- Task statement:
Start at the first record below and retype through the last, exactly.

- Dataset excerpts:

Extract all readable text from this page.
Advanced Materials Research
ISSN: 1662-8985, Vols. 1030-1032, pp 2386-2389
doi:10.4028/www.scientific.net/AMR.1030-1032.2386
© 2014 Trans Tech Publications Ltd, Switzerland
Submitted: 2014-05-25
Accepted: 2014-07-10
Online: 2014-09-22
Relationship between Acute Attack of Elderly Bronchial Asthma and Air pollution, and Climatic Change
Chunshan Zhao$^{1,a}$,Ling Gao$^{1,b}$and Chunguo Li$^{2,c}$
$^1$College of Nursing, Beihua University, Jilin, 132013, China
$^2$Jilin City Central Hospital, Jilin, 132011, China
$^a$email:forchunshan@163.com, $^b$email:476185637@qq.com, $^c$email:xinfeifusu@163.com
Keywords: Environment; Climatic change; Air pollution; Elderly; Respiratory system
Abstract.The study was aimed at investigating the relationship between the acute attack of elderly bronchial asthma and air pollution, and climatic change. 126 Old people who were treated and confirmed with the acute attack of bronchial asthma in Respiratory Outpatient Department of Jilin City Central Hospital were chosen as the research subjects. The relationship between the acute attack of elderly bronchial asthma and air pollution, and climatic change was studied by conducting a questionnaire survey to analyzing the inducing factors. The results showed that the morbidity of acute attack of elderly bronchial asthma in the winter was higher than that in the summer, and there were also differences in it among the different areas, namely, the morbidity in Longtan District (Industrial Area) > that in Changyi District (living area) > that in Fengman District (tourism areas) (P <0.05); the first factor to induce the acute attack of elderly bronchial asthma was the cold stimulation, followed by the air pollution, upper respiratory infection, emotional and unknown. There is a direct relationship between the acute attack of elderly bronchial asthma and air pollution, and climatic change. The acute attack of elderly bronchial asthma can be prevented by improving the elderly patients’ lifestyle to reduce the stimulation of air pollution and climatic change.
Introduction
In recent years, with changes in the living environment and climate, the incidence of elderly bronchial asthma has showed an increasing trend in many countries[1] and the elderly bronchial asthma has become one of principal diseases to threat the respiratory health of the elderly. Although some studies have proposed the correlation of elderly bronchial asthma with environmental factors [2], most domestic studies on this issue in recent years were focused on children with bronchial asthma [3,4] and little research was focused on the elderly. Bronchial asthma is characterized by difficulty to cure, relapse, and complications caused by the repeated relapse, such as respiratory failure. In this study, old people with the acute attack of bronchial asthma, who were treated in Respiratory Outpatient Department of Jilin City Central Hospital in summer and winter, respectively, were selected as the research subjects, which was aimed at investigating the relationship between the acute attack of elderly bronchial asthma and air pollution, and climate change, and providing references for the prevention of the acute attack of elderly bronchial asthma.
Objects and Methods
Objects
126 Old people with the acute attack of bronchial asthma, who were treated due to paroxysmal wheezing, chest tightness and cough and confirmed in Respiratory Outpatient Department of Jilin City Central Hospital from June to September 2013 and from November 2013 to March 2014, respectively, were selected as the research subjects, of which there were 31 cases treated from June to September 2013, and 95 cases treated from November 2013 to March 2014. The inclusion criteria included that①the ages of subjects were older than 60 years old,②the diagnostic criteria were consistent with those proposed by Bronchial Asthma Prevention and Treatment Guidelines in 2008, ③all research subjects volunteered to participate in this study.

- Problem solution:
Extract all readable text from this page.
Advanced Materials Research
ISSN: 1662-8985, Vols. 1030-1032, pp 2386-2389
doi:10.4028/www.scientific.net/AMR.1030-1032.2386
© 2014 Trans Tech Publications Ltd, Switzerland
Submitted: 2014-05-25
Accepted: 2014-07-10
Online: 2014-09-22
Relationship between Acute Attack of Elderly Bronchial Asthma and Air pollution, and Climatic Change
Chunshan Zhao$^{1,a}$,Ling Gao$^{1,b}$and Chunguo Li$^{2,c}$
$^1$College of Nursing, Beihua University, Jilin, 132013, China
$^2$Jilin City Central Hospital, Jilin, 132011, China
$^a$email:forchunshan@163.com, $^b$email:476185637@qq.com, $^c$email:xinfeifusu@163.com
Keywords: Environment; Climatic change; Air pollution; Elderly; Respiratory system
Abstract.The study was aimed at investigating the relationship between the acute attack of elderly bronchial asthma and air pollution, and climatic change. 126 Old people who were treated and confirmed with the acute attack of bronchial asthma in Respiratory Outpatient Department of Jilin City Central Hospital were chosen as the research subjects. The relationship between the acute attack of elderly bronchial asthma and air pollution, and climatic change was studied by conducting a questionnaire survey to analyzing the inducing factors. The results showed that the morbidity of acute attack of elderly bronchial asthma in the winter was higher than that in the summer, and there were also differences in it among the different areas, namely, the morbidity in Longtan District (Industrial Area) > that in Changyi District (living area) > that in Fengman District (tourism areas) (P <0.05); the first factor to induce the acute attack of elderly bronchial asthma was the cold stimulation, followed by the air pollution, upper respiratory infection, emotional and unknown. There is a direct relationship between the acute attack of elderly bronchial asthma and air pollution, and climatic change. The acute attack of elderly bronchial asthma can be prevented by improving the elderly patients’ lifestyle to reduce the stimulation of air pollution and climatic change.
Introduction
In recent years, with changes in the living environment and climate, the incidence of elderly bronchial asthma has showed an increasing trend in many countries[1] and the elderly bronchial asthma has become one of principal diseases to threat the respiratory health of the elderly. Although some studies have proposed the correlation of elderly bronchial asthma with environmental factors [2], most domestic studies on this issue in recent years were focused on children with bronchial asthma [3,4] and little research was focused on the elderly. Bronchial asthma is characterized by difficulty to cure, relapse, and complications caused by the repeated relapse, such as respiratory failure. In this study, old people with the acute attack of bronchial asthma, who were treated in Respiratory Outpatient Department of Jilin City Central Hospital in summer and winter, respectively, were selected as the research subjects, which was aimed at investigating the relationship between the acute attack of elderly bronchial asthma and air pollution, and climate change, and providing references for the prevention of the acute attack of elderly bronchial asthma.
Objects and Methods
Objects
126 Old people with the acute attack of bronchial asthma, who were treated due to paroxysmal wheezing, chest tightness and cough and confirmed in Respiratory Outpatient Department of Jilin City Central Hospital from June to September 2013 and from November 2013 to March 2014, respectively, were selected as the research subjects, of which there were 31 cases treated from June to September 2013, and 95 cases treated from November 2013 to March 2014. The inclusion criteria included that①the ages of subjects were older than 60 years old,②the diagnostic criteria were consistent with those proposed by Bronchial Asthma Prevention and Treatment Guidelines in 2008, ③all research subjects volunteered to participate in this study.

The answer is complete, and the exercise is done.